→ **REQUIRED TASK**
Restate each of the lines given below, word for word.

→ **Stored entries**
----

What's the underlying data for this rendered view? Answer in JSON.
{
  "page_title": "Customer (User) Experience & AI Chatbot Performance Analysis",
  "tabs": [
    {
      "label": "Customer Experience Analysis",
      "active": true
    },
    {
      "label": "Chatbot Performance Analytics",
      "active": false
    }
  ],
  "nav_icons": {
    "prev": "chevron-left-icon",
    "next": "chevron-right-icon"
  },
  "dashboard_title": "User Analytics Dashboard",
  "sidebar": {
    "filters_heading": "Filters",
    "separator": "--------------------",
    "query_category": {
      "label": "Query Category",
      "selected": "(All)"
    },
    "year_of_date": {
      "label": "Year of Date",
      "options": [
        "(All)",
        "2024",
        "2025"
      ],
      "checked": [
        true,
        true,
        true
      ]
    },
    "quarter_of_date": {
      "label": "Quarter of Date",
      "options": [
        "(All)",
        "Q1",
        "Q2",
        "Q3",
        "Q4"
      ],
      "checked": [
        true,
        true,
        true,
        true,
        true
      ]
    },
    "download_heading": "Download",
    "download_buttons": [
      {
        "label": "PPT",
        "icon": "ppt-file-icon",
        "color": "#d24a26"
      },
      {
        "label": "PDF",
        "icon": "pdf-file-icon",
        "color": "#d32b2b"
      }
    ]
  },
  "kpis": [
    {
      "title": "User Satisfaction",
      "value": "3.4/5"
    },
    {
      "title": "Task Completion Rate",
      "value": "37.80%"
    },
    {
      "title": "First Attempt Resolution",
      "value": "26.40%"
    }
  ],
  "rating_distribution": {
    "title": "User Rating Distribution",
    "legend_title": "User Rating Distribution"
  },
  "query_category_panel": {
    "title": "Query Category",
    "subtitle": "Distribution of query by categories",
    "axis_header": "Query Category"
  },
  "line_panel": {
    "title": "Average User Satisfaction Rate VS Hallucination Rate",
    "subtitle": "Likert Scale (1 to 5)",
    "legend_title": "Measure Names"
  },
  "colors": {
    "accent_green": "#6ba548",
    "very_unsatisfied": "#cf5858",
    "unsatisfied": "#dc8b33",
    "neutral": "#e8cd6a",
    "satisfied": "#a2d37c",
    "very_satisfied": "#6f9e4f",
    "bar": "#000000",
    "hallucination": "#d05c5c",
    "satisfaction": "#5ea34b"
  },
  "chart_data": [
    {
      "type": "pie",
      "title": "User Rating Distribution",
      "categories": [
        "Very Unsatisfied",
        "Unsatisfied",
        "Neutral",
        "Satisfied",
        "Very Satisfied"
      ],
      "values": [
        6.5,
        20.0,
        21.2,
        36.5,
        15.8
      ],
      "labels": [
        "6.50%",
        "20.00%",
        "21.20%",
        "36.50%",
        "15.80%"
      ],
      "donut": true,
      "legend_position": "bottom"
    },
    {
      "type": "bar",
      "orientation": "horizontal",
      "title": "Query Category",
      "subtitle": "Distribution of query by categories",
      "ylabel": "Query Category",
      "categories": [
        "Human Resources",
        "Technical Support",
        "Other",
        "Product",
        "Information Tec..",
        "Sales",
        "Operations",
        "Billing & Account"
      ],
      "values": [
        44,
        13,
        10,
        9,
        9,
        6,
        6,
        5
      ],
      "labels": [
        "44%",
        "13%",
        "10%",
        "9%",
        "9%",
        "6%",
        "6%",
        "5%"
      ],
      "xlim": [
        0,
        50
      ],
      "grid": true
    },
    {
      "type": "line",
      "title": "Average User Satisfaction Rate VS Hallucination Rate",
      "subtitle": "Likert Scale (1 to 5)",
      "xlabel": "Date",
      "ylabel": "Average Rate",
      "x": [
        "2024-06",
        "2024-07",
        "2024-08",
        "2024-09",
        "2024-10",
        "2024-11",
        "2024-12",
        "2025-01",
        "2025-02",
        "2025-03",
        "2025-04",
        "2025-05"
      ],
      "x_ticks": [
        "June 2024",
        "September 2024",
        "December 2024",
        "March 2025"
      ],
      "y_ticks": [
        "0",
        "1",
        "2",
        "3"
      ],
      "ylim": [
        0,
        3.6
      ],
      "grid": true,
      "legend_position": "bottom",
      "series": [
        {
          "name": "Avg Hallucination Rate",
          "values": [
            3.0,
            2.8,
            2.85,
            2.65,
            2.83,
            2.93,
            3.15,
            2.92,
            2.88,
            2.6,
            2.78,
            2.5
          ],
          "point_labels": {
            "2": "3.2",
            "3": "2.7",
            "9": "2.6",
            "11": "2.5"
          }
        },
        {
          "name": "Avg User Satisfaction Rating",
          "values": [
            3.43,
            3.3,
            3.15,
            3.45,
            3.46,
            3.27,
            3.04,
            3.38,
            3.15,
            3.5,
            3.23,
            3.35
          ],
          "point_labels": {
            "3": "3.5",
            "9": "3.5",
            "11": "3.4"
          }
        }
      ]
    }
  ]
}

----

→ **OUTPUT**
What's the underlying data for this rendered view? Answer in JSON.
{
  "page_title": "Customer (User) Experience & AI Chatbot Performance Analysis",
  "tabs": [
    {
      "label": "Customer Experience Analysis",
      "active": true
    },
    {
      "label": "Chatbot Performance Analytics",
      "active": false
    }
  ],
  "nav_icons": {
    "prev": "chevron-left-icon",
    "next": "chevron-right-icon"
  },
  "dashboard_title": "User Analytics Dashboard",
  "sidebar": {
    "filters_heading": "Filters",
    "separator": "--------------------",
    "query_category": {
      "label": "Query Category",
      "selected": "(All)"
    },
    "year_of_date": {
      "label": "Year of Date",
      "options": [
        "(All)",
        "2024",
        "2025"
      ],
      "checked": [
        true,
        true,
        true
      ]
    },
    "quarter_of_date": {
      "label": "Quarter of Date",
      "options": [
        "(All)",
        "Q1",
        "Q2",
        "Q3",
        "Q4"
      ],
      "checked": [
        true,
        true,
        true,
        true,
        true
      ]
    },
    "download_heading": "Download",
    "download_buttons": [
      {
        "label": "PPT",
        "icon": "ppt-file-icon",
        "color": "#d24a26"
      },
      {
        "label": "PDF",
        "icon": "pdf-file-icon",
        "color": "#d32b2b"
      }
    ]
  },
  "kpis": [
    {
      "title": "User Satisfaction",
      "value": "3.4/5"
    },
    {
      "title": "Task Completion Rate",
      "value": "37.80%"
    },
    {
      "title": "First Attempt Resolution",
      "value": "26.40%"
    }
  ],
  "rating_distribution": {
    "title": "User Rating Distribution",
    "legend_title": "User Rating Distribution"
  },
  "query_category_panel": {
    "title": "Query Category",
    "subtitle": "Distribution of query by categories",
    "axis_header": "Query Category"
  },
  "line_panel": {
    "title": "Average User Satisfaction Rate VS Hallucination Rate",
    "subtitle": "Likert Scale (1 to 5)",
    "legend_title": "Measure Names"
  },
  "colors": {
    "accent_green": "#6ba548",
    "very_unsatisfied": "#cf5858",
    "unsatisfied": "#dc8b33",
    "neutral": "#e8cd6a",
    "satisfied": "#a2d37c",
    "very_satisfied": "#6f9e4f",
    "bar": "#000000",
    "hallucination": "#d05c5c",
    "satisfaction": "#5ea34b"
  },
  "chart_data": [
    {
      "type": "pie",
      "title": "User Rating Distribution",
      "categories": [
        "Very Unsatisfied",
        "Unsatisfied",
        "Neutral",
        "Satisfied",
        "Very Satisfied"
      ],
      "values": [
        6.5,
        20.0,
        21.2,
        36.5,
        15.8
      ],
      "labels": [
        "6.50%",
        "20.00%",
        "21.20%",
        "36.50%",
        "15.80%"
      ],
      "donut": true,
      "legend_position": "bottom"
    },
    {
      "type": "bar",
      "orientation": "horizontal",
      "title": "Query Category",
      "subtitle": "Distribution of query by categories",
      "ylabel": "Query Category",
      "categories": [
        "Human Resources",
        "Technical Support",
        "Other",
        "Product",
        "Information Tec..",
        "Sales",
        "Operations",
        "Billing & Account"
      ],
      "values": [
        44,
        13,
        10,
        9,
        9,
        6,
        6,
        5
      ],
      "labels": [
        "44%",
        "13%",
        "10%",
        "9%",
        "9%",
        "6%",
        "6%",
        "5%"
      ],
      "xlim": [
        0,
        50
      ],
      "grid": true
    },
    {
      "type": "line",
      "title": "Average User Satisfaction Rate VS Hallucination Rate",
      "subtitle": "Likert Scale (1 to 5)",
      "xlabel": "Date",
      "ylabel": "Average Rate",
      "x": [
        "2024-06",
        "2024-07",
        "2024-08",
        "2024-09",
        "2024-10",
        "2024-11",
        "2024-12",
        "2025-01",
        "2025-02",
        "2025-03",
        "2025-04",
        "2025-05"
      ],
      "x_ticks": [
        "June 2024",
        "September 2024",
        "December 2024",
        "March 2025"
      ],
      "y_ticks": [
        "0",
        "1",
        "2",
        "3"
      ],
      "ylim": [
        0,
        3.6
      ],
      "grid": true,
      "legend_position": "bottom",
      "series": [
        {
          "name": "Avg Hallucination Rate",
          "values": [
            3.0,
            2.8,
            2.85,
            2.65,
            2.83,
            2.93,
            3.15,
            2.92,
            2.88,
            2.6,
            2.78,
            2.5
          ],
          "point_labels": {
            "2": "3.2",
            "3": "2.7",
            "9": "2.6",
            "11": "2.5"
          }
        },
        {
          "name": "Avg User Satisfaction Rating",
          "values": [
            3.43,
            3.3,
            3.15,
            3.45,
            3.46,
            3.27,
            3.04,
            3.38,
            3.15,
            3.5,
            3.23,
            3.35
          ],
          "point_labels": {
            "3": "3.5",
            "9": "3.5",
            "11": "3.4"
          }
        }
      ]
    }
  ]
}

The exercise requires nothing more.